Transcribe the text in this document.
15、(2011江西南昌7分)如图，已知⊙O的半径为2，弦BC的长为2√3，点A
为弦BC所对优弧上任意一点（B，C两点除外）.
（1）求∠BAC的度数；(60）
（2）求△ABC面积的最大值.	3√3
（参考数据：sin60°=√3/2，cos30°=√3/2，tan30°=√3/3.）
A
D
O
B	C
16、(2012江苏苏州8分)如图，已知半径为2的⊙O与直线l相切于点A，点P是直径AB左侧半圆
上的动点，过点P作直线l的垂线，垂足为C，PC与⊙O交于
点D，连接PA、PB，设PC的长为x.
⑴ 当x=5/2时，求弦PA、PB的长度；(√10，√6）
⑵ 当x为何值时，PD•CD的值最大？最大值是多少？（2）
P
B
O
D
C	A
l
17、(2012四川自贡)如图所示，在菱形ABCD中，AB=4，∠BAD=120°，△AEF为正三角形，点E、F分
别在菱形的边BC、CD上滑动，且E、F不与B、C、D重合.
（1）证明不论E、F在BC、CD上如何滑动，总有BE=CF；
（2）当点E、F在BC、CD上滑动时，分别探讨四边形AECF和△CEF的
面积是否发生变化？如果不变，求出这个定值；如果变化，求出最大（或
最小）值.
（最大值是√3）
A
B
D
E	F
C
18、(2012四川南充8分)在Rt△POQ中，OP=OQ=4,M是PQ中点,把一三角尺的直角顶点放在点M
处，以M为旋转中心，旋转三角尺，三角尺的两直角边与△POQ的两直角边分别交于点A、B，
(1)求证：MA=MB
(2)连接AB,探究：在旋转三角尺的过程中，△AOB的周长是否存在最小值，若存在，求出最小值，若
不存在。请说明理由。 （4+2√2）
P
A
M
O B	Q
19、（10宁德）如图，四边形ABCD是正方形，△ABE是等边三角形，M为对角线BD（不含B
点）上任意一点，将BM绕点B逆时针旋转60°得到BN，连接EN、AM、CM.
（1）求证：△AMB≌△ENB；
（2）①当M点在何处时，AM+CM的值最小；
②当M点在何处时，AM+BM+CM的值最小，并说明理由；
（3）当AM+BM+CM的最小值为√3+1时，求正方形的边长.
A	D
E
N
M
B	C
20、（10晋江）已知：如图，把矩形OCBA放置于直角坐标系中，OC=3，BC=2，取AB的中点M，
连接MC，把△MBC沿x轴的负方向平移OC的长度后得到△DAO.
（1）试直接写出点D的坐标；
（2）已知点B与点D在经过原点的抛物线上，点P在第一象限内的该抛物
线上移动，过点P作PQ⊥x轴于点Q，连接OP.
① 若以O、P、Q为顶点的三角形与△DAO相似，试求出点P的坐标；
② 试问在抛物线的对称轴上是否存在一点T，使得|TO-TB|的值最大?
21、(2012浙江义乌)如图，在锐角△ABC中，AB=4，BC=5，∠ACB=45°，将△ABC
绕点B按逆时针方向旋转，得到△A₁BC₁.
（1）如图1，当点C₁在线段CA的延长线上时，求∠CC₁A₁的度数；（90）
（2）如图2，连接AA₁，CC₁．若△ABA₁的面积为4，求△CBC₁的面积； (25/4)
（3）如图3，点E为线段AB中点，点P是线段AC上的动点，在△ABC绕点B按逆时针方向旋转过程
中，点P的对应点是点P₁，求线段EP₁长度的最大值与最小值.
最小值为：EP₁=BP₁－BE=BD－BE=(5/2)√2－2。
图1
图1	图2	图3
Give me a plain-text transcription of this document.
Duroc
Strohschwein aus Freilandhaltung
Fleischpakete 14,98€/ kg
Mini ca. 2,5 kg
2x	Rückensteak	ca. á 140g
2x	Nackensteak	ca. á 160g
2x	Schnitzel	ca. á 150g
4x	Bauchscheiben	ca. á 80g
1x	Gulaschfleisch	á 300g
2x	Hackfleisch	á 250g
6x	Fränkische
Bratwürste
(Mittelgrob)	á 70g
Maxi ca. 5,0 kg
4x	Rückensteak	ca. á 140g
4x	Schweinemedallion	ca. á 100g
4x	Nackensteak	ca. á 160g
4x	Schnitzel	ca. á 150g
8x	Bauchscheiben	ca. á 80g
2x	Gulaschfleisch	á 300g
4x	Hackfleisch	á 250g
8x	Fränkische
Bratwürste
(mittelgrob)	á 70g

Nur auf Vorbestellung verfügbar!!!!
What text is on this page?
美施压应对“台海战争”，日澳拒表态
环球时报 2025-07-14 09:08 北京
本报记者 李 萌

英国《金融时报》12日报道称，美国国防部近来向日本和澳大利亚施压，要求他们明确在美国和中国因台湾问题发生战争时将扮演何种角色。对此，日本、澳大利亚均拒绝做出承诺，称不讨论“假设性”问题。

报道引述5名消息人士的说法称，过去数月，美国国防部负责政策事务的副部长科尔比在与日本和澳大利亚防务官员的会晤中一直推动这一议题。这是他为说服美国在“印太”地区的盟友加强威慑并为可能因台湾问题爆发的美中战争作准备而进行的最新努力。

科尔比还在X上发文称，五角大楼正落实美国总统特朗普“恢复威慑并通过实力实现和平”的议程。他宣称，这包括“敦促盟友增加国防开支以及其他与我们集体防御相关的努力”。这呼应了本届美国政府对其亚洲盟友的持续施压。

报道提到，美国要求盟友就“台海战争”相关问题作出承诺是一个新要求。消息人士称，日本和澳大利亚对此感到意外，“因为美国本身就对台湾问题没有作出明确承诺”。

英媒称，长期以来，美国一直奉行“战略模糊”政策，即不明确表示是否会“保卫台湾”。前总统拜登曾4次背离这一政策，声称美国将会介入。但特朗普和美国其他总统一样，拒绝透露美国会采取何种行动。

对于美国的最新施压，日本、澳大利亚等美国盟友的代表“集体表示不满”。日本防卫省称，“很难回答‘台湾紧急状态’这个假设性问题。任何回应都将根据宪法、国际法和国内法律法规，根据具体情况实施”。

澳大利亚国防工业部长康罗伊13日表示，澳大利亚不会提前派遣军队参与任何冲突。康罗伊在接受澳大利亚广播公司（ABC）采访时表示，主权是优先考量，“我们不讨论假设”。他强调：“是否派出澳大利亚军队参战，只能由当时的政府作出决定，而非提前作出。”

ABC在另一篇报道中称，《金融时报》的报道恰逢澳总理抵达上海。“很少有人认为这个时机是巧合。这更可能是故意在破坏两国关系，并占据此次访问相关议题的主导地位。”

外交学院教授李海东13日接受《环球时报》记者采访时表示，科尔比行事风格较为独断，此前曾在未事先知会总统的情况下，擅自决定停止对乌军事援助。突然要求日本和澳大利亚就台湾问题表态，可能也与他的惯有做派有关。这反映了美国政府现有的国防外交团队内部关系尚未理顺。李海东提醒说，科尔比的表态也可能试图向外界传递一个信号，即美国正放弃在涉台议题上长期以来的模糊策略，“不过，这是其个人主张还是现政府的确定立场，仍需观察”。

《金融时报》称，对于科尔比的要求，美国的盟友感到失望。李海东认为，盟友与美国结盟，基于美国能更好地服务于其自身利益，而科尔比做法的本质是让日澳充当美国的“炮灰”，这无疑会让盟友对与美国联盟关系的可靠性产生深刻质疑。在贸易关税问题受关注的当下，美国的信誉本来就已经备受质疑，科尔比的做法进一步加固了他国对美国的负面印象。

- WHAT YOU SHOULD DO: Among the entries above, how many lines hold the word "Hackfleisch"? Reply with only that number.

- EXPECTED OUTPUT: 2